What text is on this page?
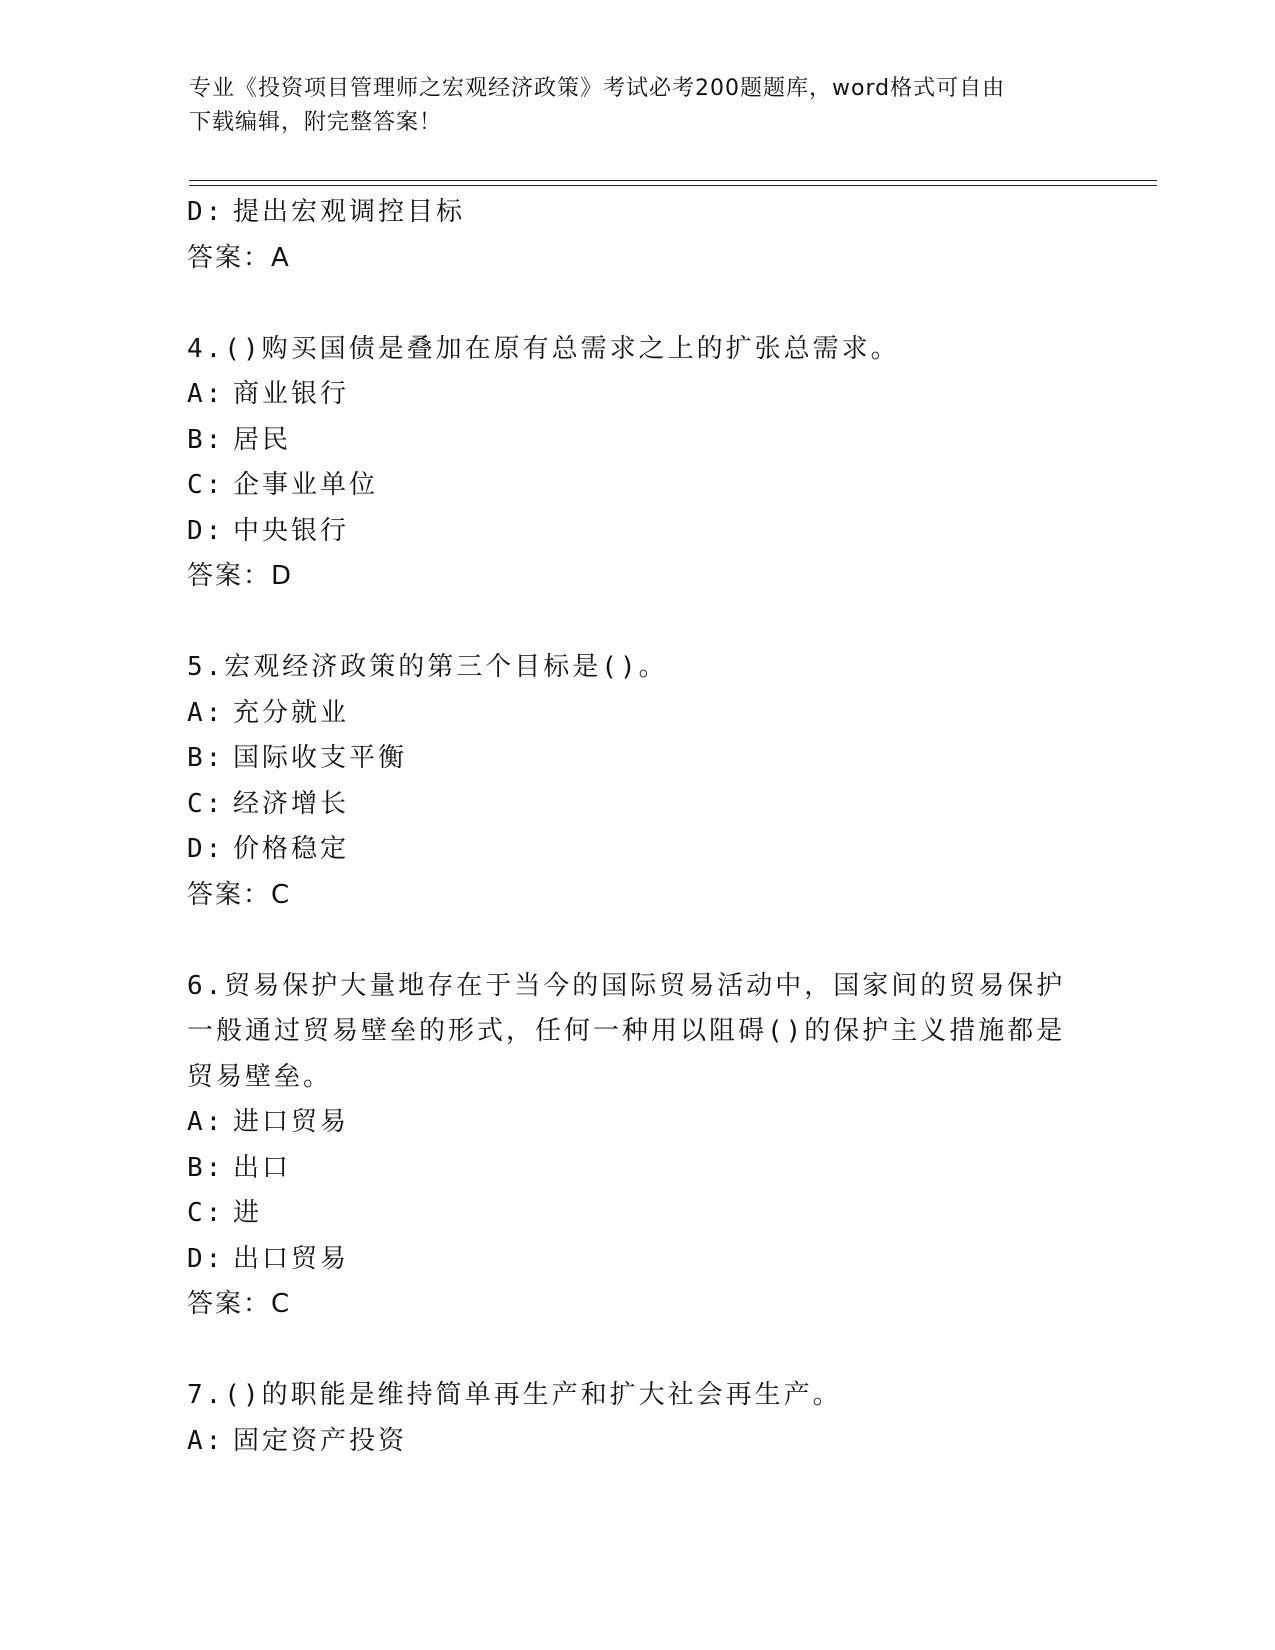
专业《投资项目管理师之宏观经济政策》考试必考200题题库，word格式可自由
下载编辑，附完整答案！
D: 提出宏观调控目标
答案：A
4.()购买国债是叠加在原有总需求之上的扩张总需求。
A: 商业银行
B: 居民
C: 企事业单位
D: 中央银行
答案：D
5.宏观经济政策的第三个目标是()。
A: 充分就业
B: 国际收支平衡
C: 经济增长
D: 价格稳定
答案：C
6.贸易保护大量地存在于当今的国际贸易活动中，国家间的贸易保护
一般通过贸易壁垒的形式，任何一种用以阻碍()的保护主义措施都是
贸易壁垒。
A: 进口贸易
B: 出口
C: 进
D: 出口贸易
答案：C
7.()的职能是维持简单再生产和扩大社会再生产。
A: 固定资产投资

.....

AIM OF THE TASK: Write out the whole listing exactly, and drop the pictures.

EXERCISE ANSWER:
What text is on this page?
专业《投资项目管理师之宏观经济政策》考试必考200题题库，word格式可自由
下载编辑，附完整答案！
D: 提出宏观调控目标
答案：A
4.()购买国债是叠加在原有总需求之上的扩张总需求。
A: 商业银行
B: 居民
C: 企事业单位
D: 中央银行
答案：D
5.宏观经济政策的第三个目标是()。
A: 充分就业
B: 国际收支平衡
C: 经济增长
D: 价格稳定
答案：C
6.贸易保护大量地存在于当今的国际贸易活动中，国家间的贸易保护
一般通过贸易壁垒的形式，任何一种用以阻碍()的保护主义措施都是
贸易壁垒。
A: 进口贸易
B: 出口
C: 进
D: 出口贸易
答案：C
7.()的职能是维持简单再生产和扩大社会再生产。
A: 固定资产投资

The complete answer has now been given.